- What you should do: Show all lines from the data that include the word "right".

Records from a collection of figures
"""
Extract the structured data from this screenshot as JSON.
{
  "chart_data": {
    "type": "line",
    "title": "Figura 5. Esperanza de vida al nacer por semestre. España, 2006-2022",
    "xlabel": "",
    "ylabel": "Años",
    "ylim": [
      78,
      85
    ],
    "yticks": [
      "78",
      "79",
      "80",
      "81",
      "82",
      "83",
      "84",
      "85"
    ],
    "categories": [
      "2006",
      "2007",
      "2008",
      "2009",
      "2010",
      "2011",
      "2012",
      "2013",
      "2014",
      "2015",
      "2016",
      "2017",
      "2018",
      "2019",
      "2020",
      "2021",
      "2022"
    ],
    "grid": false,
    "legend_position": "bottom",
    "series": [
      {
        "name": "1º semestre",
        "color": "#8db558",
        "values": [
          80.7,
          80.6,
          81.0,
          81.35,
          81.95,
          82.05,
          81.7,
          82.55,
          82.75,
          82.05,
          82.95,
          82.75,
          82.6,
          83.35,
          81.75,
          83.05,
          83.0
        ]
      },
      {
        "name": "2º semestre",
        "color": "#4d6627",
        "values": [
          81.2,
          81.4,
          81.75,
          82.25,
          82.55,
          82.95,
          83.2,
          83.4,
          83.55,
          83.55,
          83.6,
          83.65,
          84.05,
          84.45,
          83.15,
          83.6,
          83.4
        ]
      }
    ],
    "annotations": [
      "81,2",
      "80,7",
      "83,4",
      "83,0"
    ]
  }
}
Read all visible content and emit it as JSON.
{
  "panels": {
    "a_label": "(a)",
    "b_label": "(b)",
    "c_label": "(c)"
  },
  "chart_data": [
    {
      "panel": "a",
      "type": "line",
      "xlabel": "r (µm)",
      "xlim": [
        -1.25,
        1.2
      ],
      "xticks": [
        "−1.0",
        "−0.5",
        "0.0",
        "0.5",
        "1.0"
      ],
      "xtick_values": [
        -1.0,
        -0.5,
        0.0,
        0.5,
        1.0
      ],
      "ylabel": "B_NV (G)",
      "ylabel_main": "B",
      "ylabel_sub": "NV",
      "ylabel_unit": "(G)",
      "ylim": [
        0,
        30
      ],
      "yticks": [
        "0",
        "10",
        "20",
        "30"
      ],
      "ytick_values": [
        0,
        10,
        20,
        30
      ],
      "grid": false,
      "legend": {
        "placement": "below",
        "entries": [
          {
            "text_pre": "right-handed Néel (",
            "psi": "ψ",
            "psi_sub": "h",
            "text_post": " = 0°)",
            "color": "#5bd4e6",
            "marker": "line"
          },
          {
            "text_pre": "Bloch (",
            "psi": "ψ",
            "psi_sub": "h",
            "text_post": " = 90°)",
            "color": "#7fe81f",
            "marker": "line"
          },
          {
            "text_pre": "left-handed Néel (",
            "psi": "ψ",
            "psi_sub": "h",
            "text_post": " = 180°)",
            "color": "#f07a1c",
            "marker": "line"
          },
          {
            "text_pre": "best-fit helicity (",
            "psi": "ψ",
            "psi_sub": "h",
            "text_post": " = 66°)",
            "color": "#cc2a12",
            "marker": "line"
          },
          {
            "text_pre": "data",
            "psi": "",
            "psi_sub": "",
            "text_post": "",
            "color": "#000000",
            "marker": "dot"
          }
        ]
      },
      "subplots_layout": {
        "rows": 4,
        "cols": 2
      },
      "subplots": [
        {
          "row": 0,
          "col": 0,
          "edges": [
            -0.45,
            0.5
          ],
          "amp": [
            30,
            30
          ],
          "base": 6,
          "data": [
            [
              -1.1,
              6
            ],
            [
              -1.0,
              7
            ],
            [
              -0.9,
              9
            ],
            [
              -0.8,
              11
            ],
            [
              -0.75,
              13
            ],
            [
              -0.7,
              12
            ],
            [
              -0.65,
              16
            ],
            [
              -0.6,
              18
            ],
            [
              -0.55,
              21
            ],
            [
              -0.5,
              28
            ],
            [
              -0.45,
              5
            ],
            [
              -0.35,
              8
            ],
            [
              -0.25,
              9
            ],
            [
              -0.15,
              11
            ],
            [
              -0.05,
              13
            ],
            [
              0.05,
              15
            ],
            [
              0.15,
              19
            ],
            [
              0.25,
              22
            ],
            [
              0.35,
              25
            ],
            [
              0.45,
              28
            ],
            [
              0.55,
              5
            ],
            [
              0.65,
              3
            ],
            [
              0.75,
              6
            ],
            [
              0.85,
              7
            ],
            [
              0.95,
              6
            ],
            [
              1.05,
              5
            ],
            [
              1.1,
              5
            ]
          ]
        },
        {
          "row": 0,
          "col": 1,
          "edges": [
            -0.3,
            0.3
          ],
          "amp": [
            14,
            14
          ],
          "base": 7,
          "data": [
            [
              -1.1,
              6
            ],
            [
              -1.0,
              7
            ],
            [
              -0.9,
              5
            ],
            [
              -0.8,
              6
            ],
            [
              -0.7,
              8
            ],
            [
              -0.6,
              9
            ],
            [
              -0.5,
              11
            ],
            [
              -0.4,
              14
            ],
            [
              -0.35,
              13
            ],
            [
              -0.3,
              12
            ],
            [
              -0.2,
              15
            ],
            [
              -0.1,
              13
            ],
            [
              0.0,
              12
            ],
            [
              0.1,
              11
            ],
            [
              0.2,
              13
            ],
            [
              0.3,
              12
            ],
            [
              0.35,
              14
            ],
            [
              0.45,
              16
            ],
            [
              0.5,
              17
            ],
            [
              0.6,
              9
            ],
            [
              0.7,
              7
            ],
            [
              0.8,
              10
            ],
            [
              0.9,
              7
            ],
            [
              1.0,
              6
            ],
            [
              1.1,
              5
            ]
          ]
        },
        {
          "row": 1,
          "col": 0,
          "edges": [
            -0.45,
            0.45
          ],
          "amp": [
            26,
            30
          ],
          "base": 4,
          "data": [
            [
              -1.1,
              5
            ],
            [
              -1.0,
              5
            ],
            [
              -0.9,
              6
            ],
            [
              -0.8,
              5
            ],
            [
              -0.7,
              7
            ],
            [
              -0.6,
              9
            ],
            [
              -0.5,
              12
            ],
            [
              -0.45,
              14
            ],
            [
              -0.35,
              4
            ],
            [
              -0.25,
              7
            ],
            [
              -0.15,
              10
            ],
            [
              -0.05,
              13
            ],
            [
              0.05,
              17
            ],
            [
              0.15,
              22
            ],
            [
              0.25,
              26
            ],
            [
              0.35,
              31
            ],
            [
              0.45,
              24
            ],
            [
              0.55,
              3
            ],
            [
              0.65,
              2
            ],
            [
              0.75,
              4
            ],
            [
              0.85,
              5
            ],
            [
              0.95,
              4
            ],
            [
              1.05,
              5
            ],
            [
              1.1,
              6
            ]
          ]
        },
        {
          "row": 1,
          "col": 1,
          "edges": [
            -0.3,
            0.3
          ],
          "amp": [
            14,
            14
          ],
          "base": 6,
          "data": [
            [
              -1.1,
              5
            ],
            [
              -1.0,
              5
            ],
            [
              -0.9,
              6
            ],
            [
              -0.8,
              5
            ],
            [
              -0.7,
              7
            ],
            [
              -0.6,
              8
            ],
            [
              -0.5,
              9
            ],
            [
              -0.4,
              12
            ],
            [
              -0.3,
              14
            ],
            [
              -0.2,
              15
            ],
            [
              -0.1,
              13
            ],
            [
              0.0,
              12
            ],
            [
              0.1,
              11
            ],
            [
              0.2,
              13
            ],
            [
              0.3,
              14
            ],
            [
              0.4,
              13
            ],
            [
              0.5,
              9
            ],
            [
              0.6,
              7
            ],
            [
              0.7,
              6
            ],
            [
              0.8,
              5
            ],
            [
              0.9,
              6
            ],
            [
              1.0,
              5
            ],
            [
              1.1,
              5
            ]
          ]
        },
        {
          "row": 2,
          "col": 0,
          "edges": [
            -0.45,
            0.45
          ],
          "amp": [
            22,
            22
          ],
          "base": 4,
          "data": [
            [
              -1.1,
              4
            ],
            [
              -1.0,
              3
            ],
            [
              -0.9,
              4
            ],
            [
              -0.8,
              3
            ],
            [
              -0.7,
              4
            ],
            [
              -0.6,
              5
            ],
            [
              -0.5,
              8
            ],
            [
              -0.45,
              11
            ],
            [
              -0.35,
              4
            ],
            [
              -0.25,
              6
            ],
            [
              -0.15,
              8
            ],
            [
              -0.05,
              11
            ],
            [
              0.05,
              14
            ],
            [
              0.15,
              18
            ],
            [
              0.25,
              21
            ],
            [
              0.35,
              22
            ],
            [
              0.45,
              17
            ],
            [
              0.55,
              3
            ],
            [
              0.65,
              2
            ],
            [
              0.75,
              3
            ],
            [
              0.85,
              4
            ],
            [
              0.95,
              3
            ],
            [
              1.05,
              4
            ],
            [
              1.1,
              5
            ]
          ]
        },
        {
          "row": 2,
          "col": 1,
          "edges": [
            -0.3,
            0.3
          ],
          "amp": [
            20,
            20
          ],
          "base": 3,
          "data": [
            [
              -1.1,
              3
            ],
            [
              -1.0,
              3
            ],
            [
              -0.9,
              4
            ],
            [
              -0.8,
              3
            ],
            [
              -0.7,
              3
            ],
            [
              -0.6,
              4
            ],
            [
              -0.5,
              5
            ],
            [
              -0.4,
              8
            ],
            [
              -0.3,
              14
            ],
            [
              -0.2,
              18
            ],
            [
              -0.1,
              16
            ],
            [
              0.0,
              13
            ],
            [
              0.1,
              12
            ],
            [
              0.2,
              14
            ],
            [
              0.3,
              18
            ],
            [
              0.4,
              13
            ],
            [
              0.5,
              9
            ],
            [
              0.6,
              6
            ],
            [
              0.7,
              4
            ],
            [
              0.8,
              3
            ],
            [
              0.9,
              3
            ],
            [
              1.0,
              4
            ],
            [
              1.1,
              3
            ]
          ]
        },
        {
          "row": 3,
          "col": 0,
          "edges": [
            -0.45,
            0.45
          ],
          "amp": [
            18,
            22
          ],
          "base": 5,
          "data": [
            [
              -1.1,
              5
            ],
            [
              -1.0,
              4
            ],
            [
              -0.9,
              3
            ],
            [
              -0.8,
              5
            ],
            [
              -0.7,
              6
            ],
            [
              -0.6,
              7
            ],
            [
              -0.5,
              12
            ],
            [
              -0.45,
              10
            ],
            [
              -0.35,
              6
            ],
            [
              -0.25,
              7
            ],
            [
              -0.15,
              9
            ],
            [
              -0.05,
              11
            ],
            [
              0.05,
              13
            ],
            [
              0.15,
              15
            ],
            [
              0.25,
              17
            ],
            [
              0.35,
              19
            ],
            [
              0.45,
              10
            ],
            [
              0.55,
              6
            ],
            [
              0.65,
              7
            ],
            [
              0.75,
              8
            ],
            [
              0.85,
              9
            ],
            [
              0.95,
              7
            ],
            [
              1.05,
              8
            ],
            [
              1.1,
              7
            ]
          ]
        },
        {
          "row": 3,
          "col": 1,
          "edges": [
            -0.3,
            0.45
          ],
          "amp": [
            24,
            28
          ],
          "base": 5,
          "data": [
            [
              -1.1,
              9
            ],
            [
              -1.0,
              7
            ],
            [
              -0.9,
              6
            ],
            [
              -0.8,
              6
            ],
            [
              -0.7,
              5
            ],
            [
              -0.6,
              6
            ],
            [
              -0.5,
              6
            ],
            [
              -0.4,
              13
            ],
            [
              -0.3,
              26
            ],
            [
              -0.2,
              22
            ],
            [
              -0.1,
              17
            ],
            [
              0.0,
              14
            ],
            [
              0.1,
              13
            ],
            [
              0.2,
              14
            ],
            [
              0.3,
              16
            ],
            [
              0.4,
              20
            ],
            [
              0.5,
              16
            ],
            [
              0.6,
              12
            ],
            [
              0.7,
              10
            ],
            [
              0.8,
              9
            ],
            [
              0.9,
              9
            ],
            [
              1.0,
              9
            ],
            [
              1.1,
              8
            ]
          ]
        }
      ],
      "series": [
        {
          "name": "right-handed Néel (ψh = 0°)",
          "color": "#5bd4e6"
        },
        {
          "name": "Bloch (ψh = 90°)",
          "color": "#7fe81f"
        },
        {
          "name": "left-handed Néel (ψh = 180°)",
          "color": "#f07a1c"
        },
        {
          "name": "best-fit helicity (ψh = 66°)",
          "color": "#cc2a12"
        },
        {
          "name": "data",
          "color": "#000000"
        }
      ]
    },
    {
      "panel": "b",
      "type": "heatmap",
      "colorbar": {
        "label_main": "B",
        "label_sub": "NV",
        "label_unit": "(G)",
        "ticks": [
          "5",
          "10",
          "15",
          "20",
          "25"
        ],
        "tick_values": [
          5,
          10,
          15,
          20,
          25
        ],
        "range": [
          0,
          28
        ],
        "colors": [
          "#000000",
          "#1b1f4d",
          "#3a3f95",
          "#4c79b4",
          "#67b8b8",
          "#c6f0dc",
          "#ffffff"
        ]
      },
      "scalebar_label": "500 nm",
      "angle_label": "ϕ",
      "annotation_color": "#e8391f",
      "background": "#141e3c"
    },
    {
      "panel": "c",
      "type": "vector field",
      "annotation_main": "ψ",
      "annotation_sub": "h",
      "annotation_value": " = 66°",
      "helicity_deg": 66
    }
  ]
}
"""
- Task answer:
            "text_pre": "right-handed Néel (",
          "name": "right-handed Néel (ψh = 0°)",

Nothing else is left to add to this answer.